[START Rows]
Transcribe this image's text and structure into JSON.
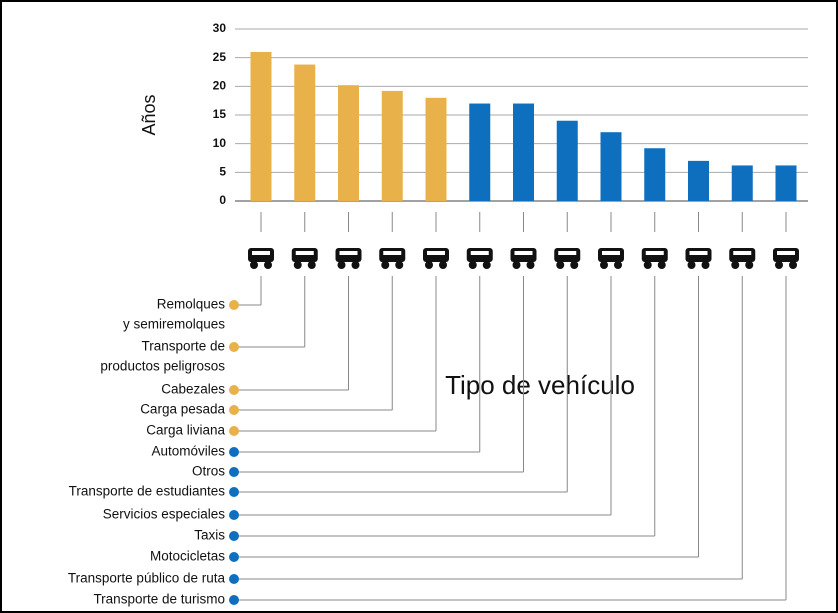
{
  "chart_data": {
    "type": "bar",
    "y_label": "Años",
    "x_label": "Tipo de vehículo",
    "categories": [
      [
        "Remolques",
        "y semiremolques"
      ],
      [
        "Transporte de",
        "productos peligrosos"
      ],
      [
        "Cabezales"
      ],
      [
        "Carga pesada"
      ],
      [
        "Carga liviana"
      ],
      [
        "Automóviles"
      ],
      [
        "Otros"
      ],
      [
        "Transporte de estudiantes"
      ],
      [
        "Servicios especiales"
      ],
      [
        "Taxis"
      ],
      [
        "Motocicletas"
      ],
      [
        "Transporte público de ruta"
      ],
      [
        "Transporte de turismo"
      ]
    ],
    "values": [
      26,
      23.8,
      20.2,
      19.2,
      18,
      17,
      17,
      14,
      12,
      9.2,
      7,
      6.2,
      6.2
    ],
    "colors": [
      "#e8b14a",
      "#e8b14a",
      "#e8b14a",
      "#e8b14a",
      "#e8b14a",
      "#0f6fbf",
      "#0f6fbf",
      "#0f6fbf",
      "#0f6fbf",
      "#0f6fbf",
      "#0f6fbf",
      "#0f6fbf",
      "#0f6fbf"
    ],
    "ylim": [
      0,
      30
    ],
    "yticks": [
      0,
      5,
      10,
      15,
      20,
      25,
      30
    ],
    "grid": true
  }
}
[END Rows]
Exercise description:
Print each entry shown above with exact wording and no pictures.

Worked solution:
Transcribe this image's text and structure into JSON.
{
  "chart_data": {
    "type": "bar",
    "y_label": "Años",
    "x_label": "Tipo de vehículo",
    "categories": [
      [
        "Remolques",
        "y semiremolques"
      ],
      [
        "Transporte de",
        "productos peligrosos"
      ],
      [
        "Cabezales"
      ],
      [
        "Carga pesada"
      ],
      [
        "Carga liviana"
      ],
      [
        "Automóviles"
      ],
      [
        "Otros"
      ],
      [
        "Transporte de estudiantes"
      ],
      [
        "Servicios especiales"
      ],
      [
        "Taxis"
      ],
      [
        "Motocicletas"
      ],
      [
        "Transporte público de ruta"
      ],
      [
        "Transporte de turismo"
      ]
    ],
    "values": [
      26,
      23.8,
      20.2,
      19.2,
      18,
      17,
      17,
      14,
      12,
      9.2,
      7,
      6.2,
      6.2
    ],
    "colors": [
      "#e8b14a",
      "#e8b14a",
      "#e8b14a",
      "#e8b14a",
      "#e8b14a",
      "#0f6fbf",
      "#0f6fbf",
      "#0f6fbf",
      "#0f6fbf",
      "#0f6fbf",
      "#0f6fbf",
      "#0f6fbf",
      "#0f6fbf"
    ],
    "ylim": [
      0,
      30
    ],
    "yticks": [
      0,
      5,
      10,
      15,
      20,
      25,
      30
    ],
    "grid": true
  }
}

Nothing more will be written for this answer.